● CHALLENGE
Locate all lines in the data below that hold "element" and show them.
++++++++++
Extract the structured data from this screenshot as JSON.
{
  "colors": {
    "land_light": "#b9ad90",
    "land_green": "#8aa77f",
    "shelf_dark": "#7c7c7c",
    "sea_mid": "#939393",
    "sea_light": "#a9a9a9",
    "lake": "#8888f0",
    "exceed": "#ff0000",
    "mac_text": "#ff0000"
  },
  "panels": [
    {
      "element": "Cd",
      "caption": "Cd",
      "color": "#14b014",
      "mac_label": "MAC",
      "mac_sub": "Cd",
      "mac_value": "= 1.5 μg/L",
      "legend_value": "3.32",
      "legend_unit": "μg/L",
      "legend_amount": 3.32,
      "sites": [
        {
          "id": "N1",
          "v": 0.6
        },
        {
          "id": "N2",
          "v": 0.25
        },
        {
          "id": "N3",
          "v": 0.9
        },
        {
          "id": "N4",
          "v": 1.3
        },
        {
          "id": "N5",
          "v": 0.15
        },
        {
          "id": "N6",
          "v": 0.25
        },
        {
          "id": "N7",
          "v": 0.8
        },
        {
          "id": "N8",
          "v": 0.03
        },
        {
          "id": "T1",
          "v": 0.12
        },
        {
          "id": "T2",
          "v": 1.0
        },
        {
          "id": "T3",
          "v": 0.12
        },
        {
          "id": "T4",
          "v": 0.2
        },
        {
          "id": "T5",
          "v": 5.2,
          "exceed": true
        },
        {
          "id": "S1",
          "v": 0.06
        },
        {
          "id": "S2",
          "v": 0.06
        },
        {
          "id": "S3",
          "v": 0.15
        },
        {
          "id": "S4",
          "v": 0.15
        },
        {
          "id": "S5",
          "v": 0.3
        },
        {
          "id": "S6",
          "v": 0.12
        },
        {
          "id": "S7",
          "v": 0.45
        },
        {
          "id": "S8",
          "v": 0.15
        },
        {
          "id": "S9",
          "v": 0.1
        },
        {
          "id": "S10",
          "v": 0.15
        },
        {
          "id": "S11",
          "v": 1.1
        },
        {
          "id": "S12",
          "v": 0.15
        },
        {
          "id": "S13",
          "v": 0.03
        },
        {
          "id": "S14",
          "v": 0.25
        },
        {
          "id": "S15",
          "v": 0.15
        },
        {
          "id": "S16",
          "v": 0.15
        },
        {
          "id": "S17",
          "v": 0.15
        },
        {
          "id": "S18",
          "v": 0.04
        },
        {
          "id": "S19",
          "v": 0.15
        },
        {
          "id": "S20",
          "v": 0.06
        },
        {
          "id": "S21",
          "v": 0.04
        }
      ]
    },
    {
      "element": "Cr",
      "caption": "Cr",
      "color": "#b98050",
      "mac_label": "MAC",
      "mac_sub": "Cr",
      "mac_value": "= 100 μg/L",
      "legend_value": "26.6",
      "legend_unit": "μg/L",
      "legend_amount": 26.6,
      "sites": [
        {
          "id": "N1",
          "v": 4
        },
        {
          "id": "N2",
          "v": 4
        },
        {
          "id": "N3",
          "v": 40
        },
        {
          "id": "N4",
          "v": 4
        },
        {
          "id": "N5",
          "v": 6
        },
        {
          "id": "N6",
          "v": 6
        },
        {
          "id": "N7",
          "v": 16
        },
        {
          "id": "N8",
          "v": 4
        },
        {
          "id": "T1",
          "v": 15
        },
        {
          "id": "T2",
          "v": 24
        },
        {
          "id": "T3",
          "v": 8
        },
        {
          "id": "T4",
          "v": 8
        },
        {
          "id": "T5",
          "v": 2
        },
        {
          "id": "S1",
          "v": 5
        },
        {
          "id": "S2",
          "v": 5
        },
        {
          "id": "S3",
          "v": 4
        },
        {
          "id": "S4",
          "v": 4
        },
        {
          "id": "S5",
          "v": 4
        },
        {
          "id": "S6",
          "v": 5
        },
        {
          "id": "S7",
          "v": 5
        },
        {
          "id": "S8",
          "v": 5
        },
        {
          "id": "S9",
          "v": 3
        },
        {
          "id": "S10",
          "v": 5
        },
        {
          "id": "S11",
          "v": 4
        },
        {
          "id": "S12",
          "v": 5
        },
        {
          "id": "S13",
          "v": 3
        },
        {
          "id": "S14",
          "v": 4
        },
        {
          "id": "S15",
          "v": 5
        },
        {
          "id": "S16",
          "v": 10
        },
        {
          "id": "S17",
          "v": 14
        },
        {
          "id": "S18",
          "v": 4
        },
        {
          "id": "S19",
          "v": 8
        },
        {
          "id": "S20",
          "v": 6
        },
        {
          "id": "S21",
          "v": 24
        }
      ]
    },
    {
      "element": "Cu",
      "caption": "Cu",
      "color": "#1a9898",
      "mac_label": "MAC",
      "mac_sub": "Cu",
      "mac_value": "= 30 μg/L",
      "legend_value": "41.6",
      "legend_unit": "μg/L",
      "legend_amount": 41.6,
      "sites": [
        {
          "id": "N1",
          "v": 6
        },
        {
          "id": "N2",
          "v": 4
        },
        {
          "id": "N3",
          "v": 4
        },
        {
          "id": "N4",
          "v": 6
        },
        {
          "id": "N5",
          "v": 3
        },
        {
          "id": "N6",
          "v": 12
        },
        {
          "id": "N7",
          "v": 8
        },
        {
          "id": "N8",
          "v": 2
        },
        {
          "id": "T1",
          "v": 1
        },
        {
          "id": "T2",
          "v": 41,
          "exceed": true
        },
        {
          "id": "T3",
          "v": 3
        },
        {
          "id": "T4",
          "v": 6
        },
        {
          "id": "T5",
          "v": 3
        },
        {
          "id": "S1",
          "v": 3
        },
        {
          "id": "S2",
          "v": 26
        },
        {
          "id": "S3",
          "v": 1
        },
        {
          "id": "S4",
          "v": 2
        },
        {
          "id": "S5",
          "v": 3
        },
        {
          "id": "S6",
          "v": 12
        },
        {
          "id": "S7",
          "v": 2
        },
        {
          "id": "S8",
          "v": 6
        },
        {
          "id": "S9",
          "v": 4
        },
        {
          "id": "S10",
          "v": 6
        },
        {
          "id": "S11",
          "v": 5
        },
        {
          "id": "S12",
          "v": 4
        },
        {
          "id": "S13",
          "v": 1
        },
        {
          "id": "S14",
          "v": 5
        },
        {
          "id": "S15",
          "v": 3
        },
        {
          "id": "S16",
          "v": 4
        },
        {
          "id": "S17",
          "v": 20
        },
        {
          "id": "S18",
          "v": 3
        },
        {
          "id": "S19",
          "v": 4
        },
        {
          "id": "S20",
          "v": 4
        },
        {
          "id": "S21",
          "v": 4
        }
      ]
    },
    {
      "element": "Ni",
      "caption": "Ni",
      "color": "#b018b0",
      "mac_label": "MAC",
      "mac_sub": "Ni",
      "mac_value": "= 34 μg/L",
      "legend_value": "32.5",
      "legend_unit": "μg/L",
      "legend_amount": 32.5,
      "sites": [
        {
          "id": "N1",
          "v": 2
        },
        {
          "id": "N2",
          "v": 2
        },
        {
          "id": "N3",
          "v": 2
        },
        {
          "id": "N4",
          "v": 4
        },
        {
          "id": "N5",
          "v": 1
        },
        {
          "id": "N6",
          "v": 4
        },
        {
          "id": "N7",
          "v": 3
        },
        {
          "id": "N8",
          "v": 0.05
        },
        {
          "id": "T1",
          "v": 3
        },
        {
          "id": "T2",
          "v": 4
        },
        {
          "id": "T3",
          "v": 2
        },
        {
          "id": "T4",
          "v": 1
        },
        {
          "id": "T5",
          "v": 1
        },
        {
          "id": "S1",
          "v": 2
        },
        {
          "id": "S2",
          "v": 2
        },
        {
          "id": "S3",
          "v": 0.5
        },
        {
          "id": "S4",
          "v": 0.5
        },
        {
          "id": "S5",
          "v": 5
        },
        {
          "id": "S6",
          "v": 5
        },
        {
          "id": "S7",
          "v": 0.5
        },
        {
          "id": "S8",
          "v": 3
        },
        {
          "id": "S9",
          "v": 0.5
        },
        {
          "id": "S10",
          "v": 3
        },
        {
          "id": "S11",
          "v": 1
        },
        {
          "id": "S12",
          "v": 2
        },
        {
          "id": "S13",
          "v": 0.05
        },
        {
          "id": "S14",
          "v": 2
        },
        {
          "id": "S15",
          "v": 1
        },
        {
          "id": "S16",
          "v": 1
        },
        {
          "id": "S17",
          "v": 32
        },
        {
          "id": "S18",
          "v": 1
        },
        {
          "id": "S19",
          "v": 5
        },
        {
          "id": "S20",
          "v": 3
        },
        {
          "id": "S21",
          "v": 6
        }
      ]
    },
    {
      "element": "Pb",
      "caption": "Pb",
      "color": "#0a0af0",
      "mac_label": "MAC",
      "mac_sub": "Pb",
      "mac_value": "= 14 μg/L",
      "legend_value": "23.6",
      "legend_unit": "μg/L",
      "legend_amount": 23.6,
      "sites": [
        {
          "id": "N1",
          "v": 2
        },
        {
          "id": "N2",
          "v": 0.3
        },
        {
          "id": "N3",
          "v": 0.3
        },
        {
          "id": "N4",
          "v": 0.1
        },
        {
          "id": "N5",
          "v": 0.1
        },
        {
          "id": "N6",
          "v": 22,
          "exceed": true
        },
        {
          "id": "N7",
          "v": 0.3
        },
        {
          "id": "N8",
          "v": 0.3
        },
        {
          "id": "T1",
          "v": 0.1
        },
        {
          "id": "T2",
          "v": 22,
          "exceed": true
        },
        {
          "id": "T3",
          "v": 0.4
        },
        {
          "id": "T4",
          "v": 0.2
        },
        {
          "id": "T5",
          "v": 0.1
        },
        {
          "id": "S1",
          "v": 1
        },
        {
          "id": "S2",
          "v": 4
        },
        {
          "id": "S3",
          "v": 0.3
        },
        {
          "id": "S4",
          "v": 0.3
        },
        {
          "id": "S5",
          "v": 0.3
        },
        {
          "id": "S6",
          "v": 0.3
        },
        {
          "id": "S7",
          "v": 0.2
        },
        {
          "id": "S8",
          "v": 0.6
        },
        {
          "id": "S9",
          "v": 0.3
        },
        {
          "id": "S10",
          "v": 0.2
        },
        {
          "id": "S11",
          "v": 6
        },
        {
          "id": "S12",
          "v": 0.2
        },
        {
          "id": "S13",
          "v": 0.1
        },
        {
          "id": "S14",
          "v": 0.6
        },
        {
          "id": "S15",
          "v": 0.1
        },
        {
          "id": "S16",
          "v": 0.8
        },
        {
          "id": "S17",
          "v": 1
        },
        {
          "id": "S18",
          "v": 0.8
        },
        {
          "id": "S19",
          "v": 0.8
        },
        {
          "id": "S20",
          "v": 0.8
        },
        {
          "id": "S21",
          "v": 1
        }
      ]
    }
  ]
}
++++++++++
● EXERCISE RESULT
      "element": "Cd",
      "element": "Cr",
      "element": "Cu",
      "element": "Ni",
      "element": "Pb",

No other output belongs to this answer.